Skip the pictures and quote all of the lines exactly.

### Data provided

========================

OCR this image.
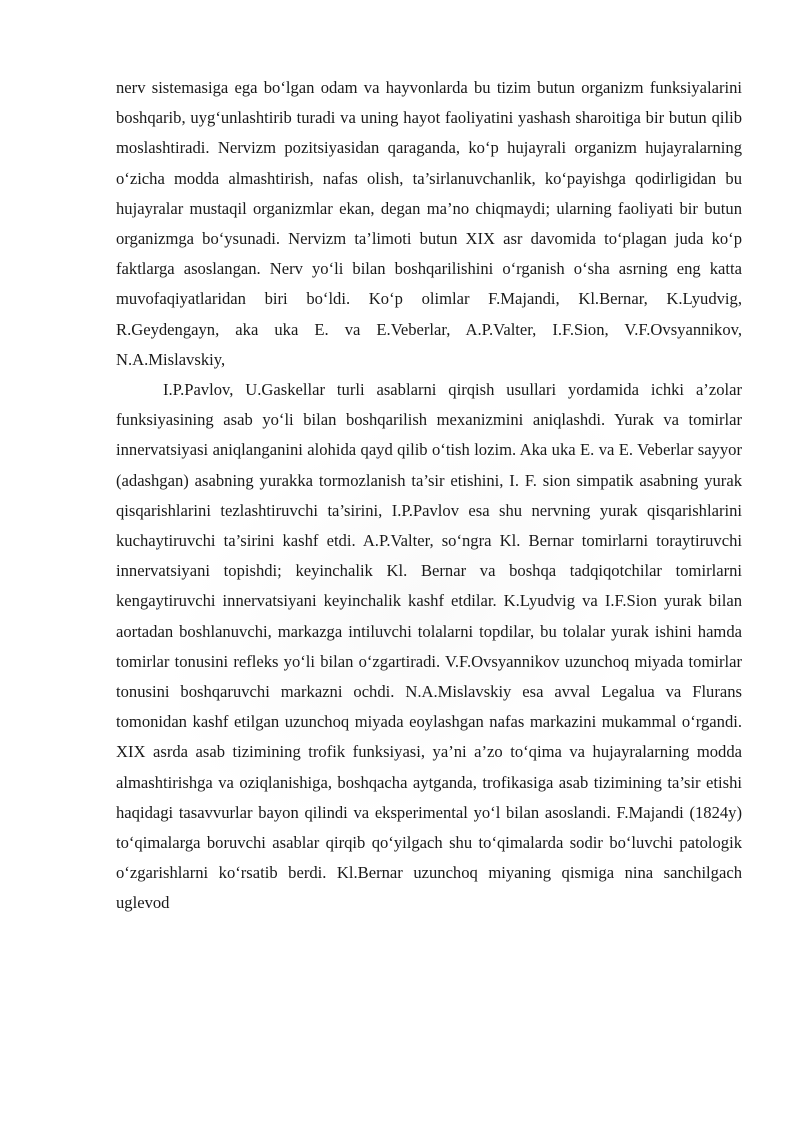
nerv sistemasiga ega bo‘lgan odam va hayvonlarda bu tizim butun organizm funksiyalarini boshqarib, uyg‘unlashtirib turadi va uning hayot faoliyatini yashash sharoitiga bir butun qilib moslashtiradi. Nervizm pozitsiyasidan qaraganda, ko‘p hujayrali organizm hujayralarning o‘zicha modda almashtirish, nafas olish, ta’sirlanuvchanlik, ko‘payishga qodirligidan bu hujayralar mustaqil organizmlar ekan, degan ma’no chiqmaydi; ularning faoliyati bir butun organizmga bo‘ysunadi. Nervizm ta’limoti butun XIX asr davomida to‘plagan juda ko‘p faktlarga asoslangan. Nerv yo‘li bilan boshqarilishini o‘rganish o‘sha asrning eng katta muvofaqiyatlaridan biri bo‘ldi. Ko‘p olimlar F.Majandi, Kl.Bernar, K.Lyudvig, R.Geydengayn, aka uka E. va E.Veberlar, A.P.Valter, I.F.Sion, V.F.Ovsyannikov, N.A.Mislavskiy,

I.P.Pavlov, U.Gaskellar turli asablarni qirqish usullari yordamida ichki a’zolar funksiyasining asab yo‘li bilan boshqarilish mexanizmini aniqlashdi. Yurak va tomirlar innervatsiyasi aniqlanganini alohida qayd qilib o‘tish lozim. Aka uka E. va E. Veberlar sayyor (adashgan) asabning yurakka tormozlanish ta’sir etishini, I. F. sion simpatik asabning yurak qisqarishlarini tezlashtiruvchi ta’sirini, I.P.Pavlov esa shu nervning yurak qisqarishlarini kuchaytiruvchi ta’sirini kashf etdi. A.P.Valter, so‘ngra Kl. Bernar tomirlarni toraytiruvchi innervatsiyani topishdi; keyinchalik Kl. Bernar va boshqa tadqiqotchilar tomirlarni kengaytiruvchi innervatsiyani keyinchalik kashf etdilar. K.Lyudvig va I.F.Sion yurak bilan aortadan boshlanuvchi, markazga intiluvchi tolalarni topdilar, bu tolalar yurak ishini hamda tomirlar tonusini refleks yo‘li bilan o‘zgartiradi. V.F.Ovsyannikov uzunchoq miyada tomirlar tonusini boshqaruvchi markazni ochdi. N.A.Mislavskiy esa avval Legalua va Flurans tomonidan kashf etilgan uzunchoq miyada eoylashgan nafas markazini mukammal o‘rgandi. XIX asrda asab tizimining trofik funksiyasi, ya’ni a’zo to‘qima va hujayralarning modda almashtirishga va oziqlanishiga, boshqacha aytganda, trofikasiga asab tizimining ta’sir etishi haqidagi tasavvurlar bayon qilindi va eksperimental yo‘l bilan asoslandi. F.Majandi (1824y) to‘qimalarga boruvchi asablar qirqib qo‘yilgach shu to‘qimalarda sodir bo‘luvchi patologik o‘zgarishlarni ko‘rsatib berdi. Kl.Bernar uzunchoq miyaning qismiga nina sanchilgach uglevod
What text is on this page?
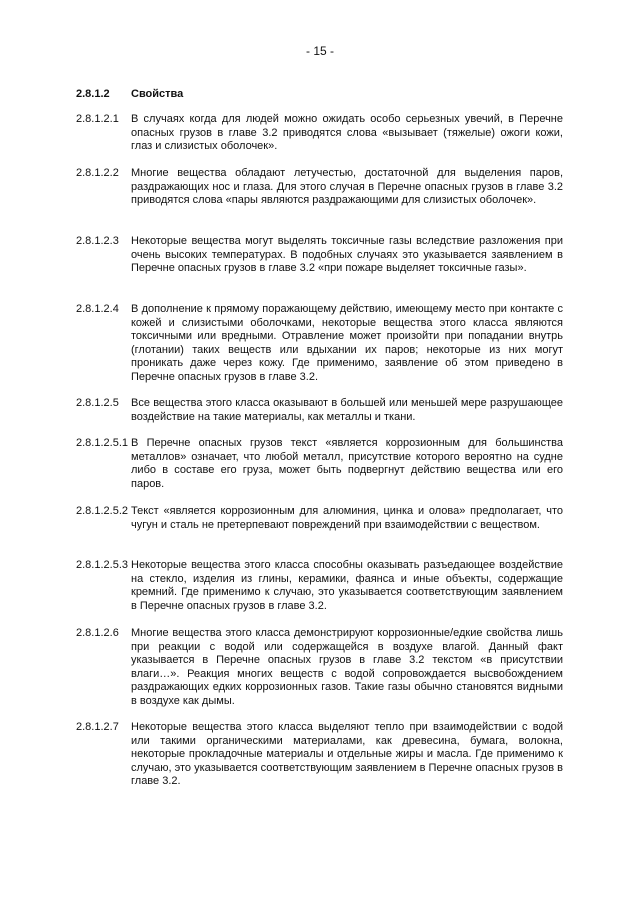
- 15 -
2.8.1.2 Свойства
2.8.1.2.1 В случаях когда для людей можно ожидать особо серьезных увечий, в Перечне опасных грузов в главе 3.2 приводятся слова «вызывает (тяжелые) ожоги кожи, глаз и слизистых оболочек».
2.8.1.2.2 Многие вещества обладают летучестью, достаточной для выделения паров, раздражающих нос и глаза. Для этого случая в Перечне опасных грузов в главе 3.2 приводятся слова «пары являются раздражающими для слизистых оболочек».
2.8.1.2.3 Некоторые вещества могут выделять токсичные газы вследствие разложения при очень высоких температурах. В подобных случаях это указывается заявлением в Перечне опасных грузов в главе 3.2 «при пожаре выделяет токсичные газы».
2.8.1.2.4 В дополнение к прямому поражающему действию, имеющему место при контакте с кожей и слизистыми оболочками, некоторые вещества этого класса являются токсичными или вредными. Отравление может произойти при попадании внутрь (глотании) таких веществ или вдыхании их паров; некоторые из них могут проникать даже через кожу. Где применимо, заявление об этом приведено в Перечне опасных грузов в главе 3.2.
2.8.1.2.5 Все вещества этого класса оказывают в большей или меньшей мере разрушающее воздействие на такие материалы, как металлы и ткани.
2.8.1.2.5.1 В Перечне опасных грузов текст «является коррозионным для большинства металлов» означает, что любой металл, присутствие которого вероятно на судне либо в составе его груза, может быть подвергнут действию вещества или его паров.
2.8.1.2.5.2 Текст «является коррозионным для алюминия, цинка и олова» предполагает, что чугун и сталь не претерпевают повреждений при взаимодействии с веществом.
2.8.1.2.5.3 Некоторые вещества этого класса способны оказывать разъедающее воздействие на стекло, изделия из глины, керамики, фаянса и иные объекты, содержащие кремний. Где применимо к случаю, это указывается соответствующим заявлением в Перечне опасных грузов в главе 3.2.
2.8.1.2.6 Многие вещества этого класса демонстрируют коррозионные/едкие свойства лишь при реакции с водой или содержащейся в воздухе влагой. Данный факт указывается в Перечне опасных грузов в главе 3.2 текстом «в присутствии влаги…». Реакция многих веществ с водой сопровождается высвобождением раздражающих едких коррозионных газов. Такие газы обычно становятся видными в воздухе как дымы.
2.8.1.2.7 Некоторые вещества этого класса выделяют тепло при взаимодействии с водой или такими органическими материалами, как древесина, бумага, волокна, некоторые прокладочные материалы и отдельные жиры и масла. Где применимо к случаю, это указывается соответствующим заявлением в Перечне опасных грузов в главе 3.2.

========================

### Exercise answer
OCR this image.
nerv sistemasiga ega bo‘lgan odam va hayvonlarda bu tizim butun organizm funksiyalarini boshqarib, uyg‘unlashtirib turadi va uning hayot faoliyatini yashash sharoitiga bir butun qilib moslashtiradi. Nervizm pozitsiyasidan qaraganda, ko‘p hujayrali organizm hujayralarning o‘zicha modda almashtirish, nafas olish, ta’sirlanuvchanlik, ko‘payishga qodirligidan bu hujayralar mustaqil organizmlar ekan, degan ma’no chiqmaydi; ularning faoliyati bir butun organizmga bo‘ysunadi. Nervizm ta’limoti butun XIX asr davomida to‘plagan juda ko‘p faktlarga asoslangan. Nerv yo‘li bilan boshqarilishini o‘rganish o‘sha asrning eng katta muvofaqiyatlaridan biri bo‘ldi. Ko‘p olimlar F.Majandi, Kl.Bernar, K.Lyudvig, R.Geydengayn, aka uka E. va E.Veberlar, A.P.Valter, I.F.Sion, V.F.Ovsyannikov, N.A.Mislavskiy,

I.P.Pavlov, U.Gaskellar turli asablarni qirqish usullari yordamida ichki a’zolar funksiyasining asab yo‘li bilan boshqarilish mexanizmini aniqlashdi. Yurak va tomirlar innervatsiyasi aniqlanganini alohida qayd qilib o‘tish lozim. Aka uka E. va E. Veberlar sayyor (adashgan) asabning yurakka tormozlanish ta’sir etishini, I. F. sion simpatik asabning yurak qisqarishlarini tezlashtiruvchi ta’sirini, I.P.Pavlov esa shu nervning yurak qisqarishlarini kuchaytiruvchi ta’sirini kashf etdi. A.P.Valter, so‘ngra Kl. Bernar tomirlarni toraytiruvchi innervatsiyani topishdi; keyinchalik Kl. Bernar va boshqa tadqiqotchilar tomirlarni kengaytiruvchi innervatsiyani keyinchalik kashf etdilar. K.Lyudvig va I.F.Sion yurak bilan aortadan boshlanuvchi, markazga intiluvchi tolalarni topdilar, bu tolalar yurak ishini hamda tomirlar tonusini refleks yo‘li bilan o‘zgartiradi. V.F.Ovsyannikov uzunchoq miyada tomirlar tonusini boshqaruvchi markazni ochdi. N.A.Mislavskiy esa avval Legalua va Flurans tomonidan kashf etilgan uzunchoq miyada eoylashgan nafas markazini mukammal o‘rgandi. XIX asrda asab tizimining trofik funksiyasi, ya’ni a’zo to‘qima va hujayralarning modda almashtirishga va oziqlanishiga, boshqacha aytganda, trofikasiga asab tizimining ta’sir etishi haqidagi tasavvurlar bayon qilindi va eksperimental yo‘l bilan asoslandi. F.Majandi (1824y) to‘qimalarga boruvchi asablar qirqib qo‘yilgach shu to‘qimalarda sodir bo‘luvchi patologik o‘zgarishlarni ko‘rsatib berdi. Kl.Bernar uzunchoq miyaning qismiga nina sanchilgach uglevod
What text is on this page?
- 15 -
2.8.1.2 Свойства
2.8.1.2.1 В случаях когда для людей можно ожидать особо серьезных увечий, в Перечне опасных грузов в главе 3.2 приводятся слова «вызывает (тяжелые) ожоги кожи, глаз и слизистых оболочек».
2.8.1.2.2 Многие вещества обладают летучестью, достаточной для выделения паров, раздражающих нос и глаза. Для этого случая в Перечне опасных грузов в главе 3.2 приводятся слова «пары являются раздражающими для слизистых оболочек».
2.8.1.2.3 Некоторые вещества могут выделять токсичные газы вследствие разложения при очень высоких температурах. В подобных случаях это указывается заявлением в Перечне опасных грузов в главе 3.2 «при пожаре выделяет токсичные газы».
2.8.1.2.4 В дополнение к прямому поражающему действию, имеющему место при контакте с кожей и слизистыми оболочками, некоторые вещества этого класса являются токсичными или вредными. Отравление может произойти при попадании внутрь (глотании) таких веществ или вдыхании их паров; некоторые из них могут проникать даже через кожу. Где применимо, заявление об этом приведено в Перечне опасных грузов в главе 3.2.
2.8.1.2.5 Все вещества этого класса оказывают в большей или меньшей мере разрушающее воздействие на такие материалы, как металлы и ткани.
2.8.1.2.5.1 В Перечне опасных грузов текст «является коррозионным для большинства металлов» означает, что любой металл, присутствие которого вероятно на судне либо в составе его груза, может быть подвергнут действию вещества или его паров.
2.8.1.2.5.2 Текст «является коррозионным для алюминия, цинка и олова» предполагает, что чугун и сталь не претерпевают повреждений при взаимодействии с веществом.
2.8.1.2.5.3 Некоторые вещества этого класса способны оказывать разъедающее воздействие на стекло, изделия из глины, керамики, фаянса и иные объекты, содержащие кремний. Где применимо к случаю, это указывается соответствующим заявлением в Перечне опасных грузов в главе 3.2.
2.8.1.2.6 Многие вещества этого класса демонстрируют коррозионные/едкие свойства лишь при реакции с водой или содержащейся в воздухе влагой. Данный факт указывается в Перечне опасных грузов в главе 3.2 текстом «в присутствии влаги…». Реакция многих веществ с водой сопровождается высвобождением раздражающих едких коррозионных газов. Такие газы обычно становятся видными в воздухе как дымы.
2.8.1.2.7 Некоторые вещества этого класса выделяют тепло при взаимодействии с водой или такими органическими материалами, как древесина, бумага, волокна, некоторые прокладочные материалы и отдельные жиры и масла. Где применимо к случаю, это указывается соответствующим заявлением в Перечне опасных грузов в главе 3.2.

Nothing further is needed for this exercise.